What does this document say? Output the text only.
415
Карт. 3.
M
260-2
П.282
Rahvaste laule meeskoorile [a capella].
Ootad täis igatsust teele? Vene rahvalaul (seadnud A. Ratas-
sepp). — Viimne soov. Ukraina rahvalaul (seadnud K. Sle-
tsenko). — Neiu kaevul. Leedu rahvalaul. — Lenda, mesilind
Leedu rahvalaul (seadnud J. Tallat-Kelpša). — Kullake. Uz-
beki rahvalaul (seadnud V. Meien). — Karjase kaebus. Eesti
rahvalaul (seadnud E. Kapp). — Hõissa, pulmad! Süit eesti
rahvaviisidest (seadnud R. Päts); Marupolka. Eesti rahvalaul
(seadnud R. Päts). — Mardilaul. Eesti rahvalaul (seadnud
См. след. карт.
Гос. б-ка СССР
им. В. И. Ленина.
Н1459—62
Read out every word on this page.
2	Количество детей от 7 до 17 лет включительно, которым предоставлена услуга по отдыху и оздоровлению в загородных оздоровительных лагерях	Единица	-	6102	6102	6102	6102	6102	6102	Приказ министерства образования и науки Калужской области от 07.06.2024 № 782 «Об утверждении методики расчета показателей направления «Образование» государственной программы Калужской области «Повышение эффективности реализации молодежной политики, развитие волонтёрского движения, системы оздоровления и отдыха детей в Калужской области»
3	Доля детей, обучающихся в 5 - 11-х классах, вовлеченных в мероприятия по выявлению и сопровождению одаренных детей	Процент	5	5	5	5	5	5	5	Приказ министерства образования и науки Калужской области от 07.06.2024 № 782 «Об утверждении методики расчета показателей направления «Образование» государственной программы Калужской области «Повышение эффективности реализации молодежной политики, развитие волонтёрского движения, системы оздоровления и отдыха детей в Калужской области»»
━━━━━━━━━━
*YOUR GOAL*.
Give the number of lines above that hold the word "системы", and nothing more.

*THE ANSWER*.
2